Stored items
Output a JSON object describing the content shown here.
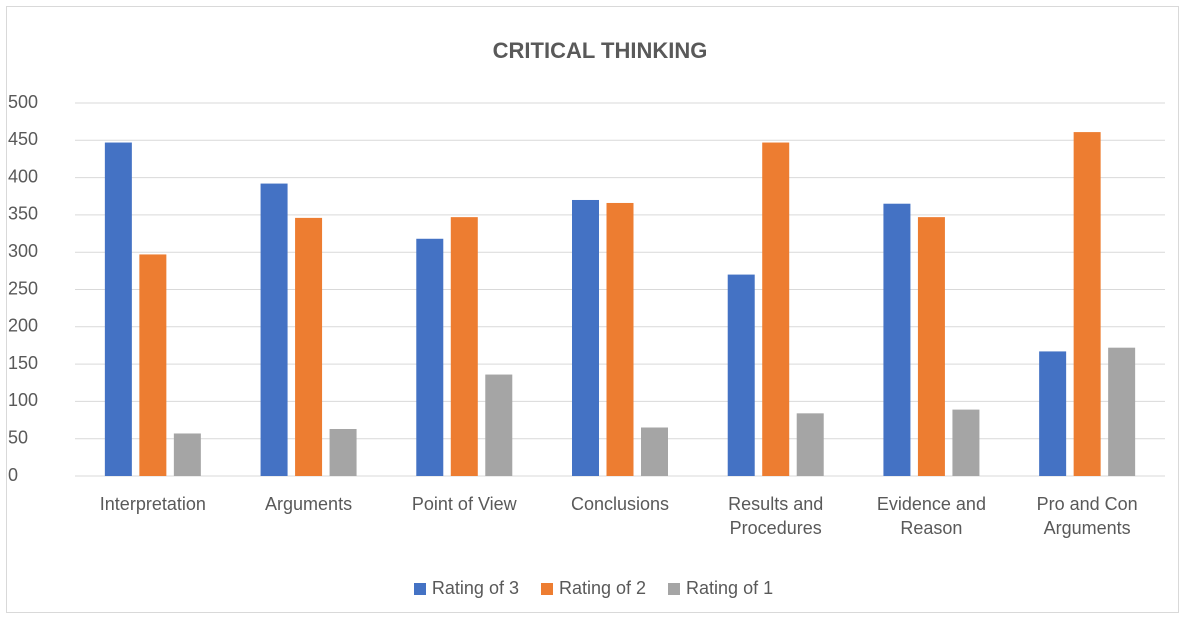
{
  "chart_data": {
    "type": "bar",
    "title": "CRITICAL THINKING",
    "categories": [
      "Interpretation",
      "Arguments",
      "Point of View",
      "Conclusions",
      "Results and Procedures",
      "Evidence and Reason",
      "Pro and Con Arguments"
    ],
    "series": [
      {
        "name": "Rating of 3",
        "color": "#4472c4",
        "values": [
          447,
          392,
          318,
          370,
          270,
          365,
          167
        ]
      },
      {
        "name": "Rating of 2",
        "color": "#ed7d31",
        "values": [
          297,
          346,
          347,
          366,
          447,
          347,
          461
        ]
      },
      {
        "name": "Rating of 1",
        "color": "#a5a5a5",
        "values": [
          57,
          63,
          136,
          65,
          84,
          89,
          172
        ]
      }
    ],
    "ylim": [
      0,
      500
    ],
    "yticks": [
      0,
      50,
      100,
      150,
      200,
      250,
      300,
      350,
      400,
      450,
      500
    ],
    "grid": true,
    "legend": "bottom"
  }
}
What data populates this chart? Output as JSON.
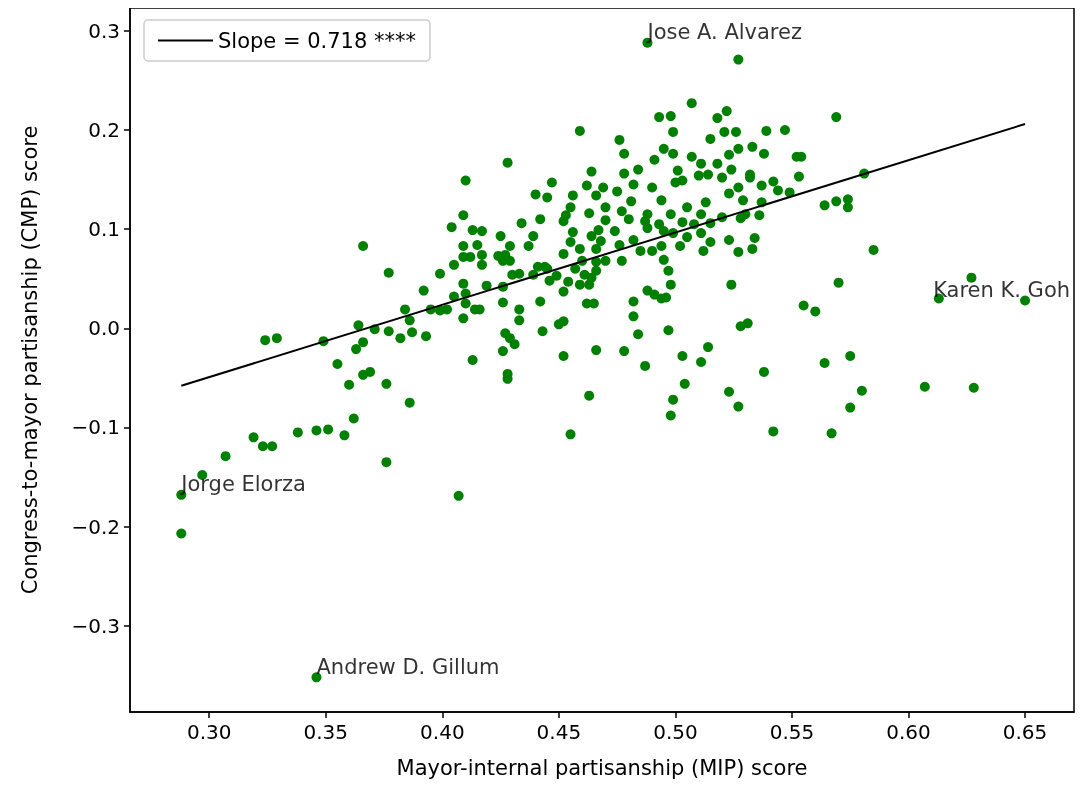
{
  "chart_data": {
    "type": "scatter",
    "xlabel": "Mayor-internal partisanship (MIP) score",
    "ylabel": "Congress-to-mayor partisanship (CMP) score",
    "xlim": [
      0.266,
      0.671
    ],
    "ylim": [
      -0.387,
      0.323
    ],
    "xticks": [
      {
        "value": 0.3,
        "label": "0.30"
      },
      {
        "value": 0.35,
        "label": "0.35"
      },
      {
        "value": 0.4,
        "label": "0.40"
      },
      {
        "value": 0.45,
        "label": "0.45"
      },
      {
        "value": 0.5,
        "label": "0.50"
      },
      {
        "value": 0.55,
        "label": "0.55"
      },
      {
        "value": 0.6,
        "label": "0.60"
      },
      {
        "value": 0.65,
        "label": "0.65"
      }
    ],
    "yticks": [
      {
        "value": -0.3,
        "label": "−0.3"
      },
      {
        "value": -0.2,
        "label": "−0.2"
      },
      {
        "value": -0.1,
        "label": "−0.1"
      },
      {
        "value": 0,
        "label": "0.0"
      },
      0.1,
      0.2,
      0.3
    ],
    "grid": false,
    "legend": "top left",
    "series": [
      {
        "color": "#008000",
        "marker": "circle",
        "x": [
          0.488,
          0.527,
          0.507,
          0.493,
          0.498,
          0.522,
          0.518,
          0.459,
          0.499,
          0.521,
          0.526,
          0.539,
          0.547,
          0.569,
          0.476,
          0.515,
          0.495,
          0.478,
          0.499,
          0.527,
          0.533,
          0.538,
          0.523,
          0.552,
          0.554,
          0.491,
          0.507,
          0.511,
          0.518,
          0.464,
          0.484,
          0.478,
          0.501,
          0.524,
          0.553,
          0.532,
          0.51,
          0.514,
          0.447,
          0.462,
          0.469,
          0.482,
          0.5,
          0.52,
          0.537,
          0.542,
          0.581,
          0.475,
          0.49,
          0.503,
          0.527,
          0.532,
          0.456,
          0.466,
          0.481,
          0.494,
          0.513,
          0.523,
          0.544,
          0.549,
          0.445,
          0.455,
          0.47,
          0.477,
          0.488,
          0.505,
          0.529,
          0.537,
          0.564,
          0.569,
          0.574,
          0.574,
          0.453,
          0.463,
          0.48,
          0.487,
          0.498,
          0.511,
          0.52,
          0.536,
          0.452,
          0.47,
          0.493,
          0.503,
          0.528,
          0.53,
          0.456,
          0.467,
          0.474,
          0.488,
          0.495,
          0.508,
          0.515,
          0.455,
          0.464,
          0.468,
          0.482,
          0.499,
          0.505,
          0.511,
          0.534,
          0.459,
          0.466,
          0.476,
          0.485,
          0.49,
          0.494,
          0.502,
          0.512,
          0.515,
          0.523,
          0.527,
          0.533,
          0.585,
          0.452,
          0.46,
          0.466,
          0.477,
          0.47,
          0.495,
          0.445,
          0.457,
          0.466,
          0.497,
          0.449,
          0.461,
          0.464,
          0.446,
          0.454,
          0.459,
          0.463,
          0.498,
          0.524,
          0.57,
          0.452,
          0.488,
          0.491,
          0.494,
          0.496,
          0.482,
          0.462,
          0.465,
          0.555,
          0.56,
          0.613,
          0.65,
          0.627,
          0.482,
          0.45,
          0.452,
          0.497,
          0.528,
          0.531,
          0.452,
          0.466,
          0.478,
          0.487,
          0.503,
          0.511,
          0.514,
          0.484,
          0.463,
          0.504,
          0.499,
          0.498,
          0.523,
          0.527,
          0.538,
          0.564,
          0.575,
          0.58,
          0.575,
          0.455,
          0.542,
          0.567,
          0.607,
          0.628,
          0.428,
          0.41,
          0.44,
          0.409,
          0.442,
          0.434,
          0.404,
          0.413,
          0.417,
          0.425,
          0.439,
          0.366,
          0.409,
          0.415,
          0.429,
          0.437,
          0.409,
          0.412,
          0.417,
          0.424,
          0.427,
          0.429,
          0.426,
          0.417,
          0.405,
          0.377,
          0.399,
          0.43,
          0.433,
          0.439,
          0.441,
          0.444,
          0.409,
          0.419,
          0.426,
          0.392,
          0.405,
          0.41,
          0.426,
          0.442,
          0.384,
          0.395,
          0.399,
          0.402,
          0.41,
          0.414,
          0.416,
          0.433,
          0.386,
          0.409,
          0.433,
          0.364,
          0.371,
          0.366,
          0.363,
          0.377,
          0.387,
          0.393,
          0.382,
          0.349,
          0.324,
          0.329,
          0.427,
          0.429,
          0.431,
          0.443,
          0.426,
          0.413,
          0.355,
          0.366,
          0.369,
          0.36,
          0.376,
          0.386,
          0.362,
          0.338,
          0.346,
          0.351,
          0.358,
          0.319,
          0.323,
          0.327,
          0.307,
          0.297,
          0.288,
          0.288,
          0.376,
          0.407,
          0.346,
          0.428,
          0.428
        ],
        "values": [
          0.288,
          0.271,
          0.227,
          0.213,
          0.214,
          0.219,
          0.212,
          0.199,
          0.198,
          0.198,
          0.198,
          0.199,
          0.2,
          0.213,
          0.19,
          0.191,
          0.181,
          0.176,
          0.176,
          0.181,
          0.183,
          0.176,
          0.175,
          0.173,
          0.173,
          0.17,
          0.173,
          0.166,
          0.166,
          0.158,
          0.16,
          0.156,
          0.159,
          0.16,
          0.153,
          0.155,
          0.154,
          0.155,
          0.147,
          0.144,
          0.142,
          0.145,
          0.147,
          0.152,
          0.144,
          0.148,
          0.156,
          0.138,
          0.142,
          0.149,
          0.142,
          0.152,
          0.134,
          0.134,
          0.128,
          0.129,
          0.127,
          0.136,
          0.139,
          0.137,
          0.132,
          0.122,
          0.122,
          0.118,
          0.115,
          0.122,
          0.129,
          0.127,
          0.124,
          0.128,
          0.13,
          0.122,
          0.114,
          0.116,
          0.11,
          0.108,
          0.115,
          0.115,
          0.112,
          0.114,
          0.108,
          0.109,
          0.105,
          0.107,
          0.111,
          0.115,
          0.097,
          0.099,
          0.098,
          0.101,
          0.098,
          0.105,
          0.106,
          0.087,
          0.093,
          0.088,
          0.089,
          0.096,
          0.092,
          0.096,
          0.091,
          0.08,
          0.08,
          0.084,
          0.078,
          0.078,
          0.083,
          0.083,
          0.078,
          0.087,
          0.089,
          0.077,
          0.08,
          0.079,
          0.075,
          0.068,
          0.067,
          0.068,
          0.068,
          0.069,
          0.06,
          0.06,
          0.058,
          0.058,
          0.053,
          0.054,
          0.051,
          0.048,
          0.047,
          0.044,
          0.044,
          0.044,
          0.044,
          0.046,
          0.037,
          0.038,
          0.034,
          0.03,
          0.031,
          0.027,
          0.025,
          0.025,
          0.023,
          0.017,
          0.03,
          0.028,
          0.051,
          0.012,
          0.004,
          0.007,
          -0.002,
          0.002,
          0.005,
          -0.028,
          -0.022,
          -0.023,
          -0.038,
          -0.028,
          -0.034,
          -0.019,
          -0.006,
          -0.068,
          -0.056,
          -0.072,
          -0.088,
          -0.064,
          -0.079,
          -0.044,
          -0.035,
          -0.028,
          -0.063,
          -0.08,
          -0.107,
          -0.104,
          -0.106,
          -0.059,
          -0.06,
          0.167,
          0.149,
          0.135,
          0.114,
          0.11,
          0.106,
          0.102,
          0.099,
          0.098,
          0.093,
          0.093,
          0.083,
          0.083,
          0.084,
          0.083,
          0.083,
          0.072,
          0.072,
          0.074,
          0.073,
          0.074,
          0.068,
          0.068,
          0.064,
          0.064,
          0.056,
          0.055,
          0.054,
          0.055,
          0.054,
          0.062,
          0.062,
          0.045,
          0.043,
          0.042,
          0.038,
          0.032,
          0.035,
          0.026,
          0.027,
          0.019,
          0.019,
          0.018,
          0.019,
          0.025,
          0.019,
          0.019,
          0.019,
          0.008,
          0.01,
          0.008,
          0.003,
          -0.001,
          -0.014,
          -0.021,
          -0.003,
          -0.004,
          -0.008,
          -0.01,
          -0.013,
          -0.012,
          -0.01,
          -0.005,
          -0.01,
          -0.016,
          -0.003,
          -0.023,
          -0.032,
          -0.036,
          -0.047,
          -0.044,
          -0.057,
          -0.056,
          -0.075,
          -0.091,
          -0.105,
          -0.103,
          -0.102,
          -0.108,
          -0.11,
          -0.119,
          -0.119,
          -0.129,
          -0.148,
          -0.168,
          -0.207,
          -0.135,
          -0.169,
          -0.352,
          -0.046,
          -0.051
        ]
      },
      {
        "type": "line",
        "name": "Slope = 0.718 ****",
        "color": "#000000",
        "marker": "none",
        "x": [
          0.288,
          0.65
        ],
        "values": [
          -0.058,
          0.206
        ]
      }
    ],
    "annotations": [
      {
        "text": "Jose A. Alvarez",
        "x": 0.488,
        "y": 0.288
      },
      {
        "text": "Karen K. Goh",
        "x": 0.65,
        "y": 0.028
      },
      {
        "text": "Jorge Elorza",
        "x": 0.288,
        "y": -0.168
      },
      {
        "text": "Andrew D. Gillum",
        "x": 0.346,
        "y": -0.352
      }
    ]
  }
}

* WHAT IS EXPECTED *
Copy each line that contains the word "text".

* WRITTEN RESPONSE *
        "text": "Jose A. Alvarez",
        "text": "Karen K. Goh",
        "text": "Jorge Elorza",
        "text": "Andrew D. Gillum",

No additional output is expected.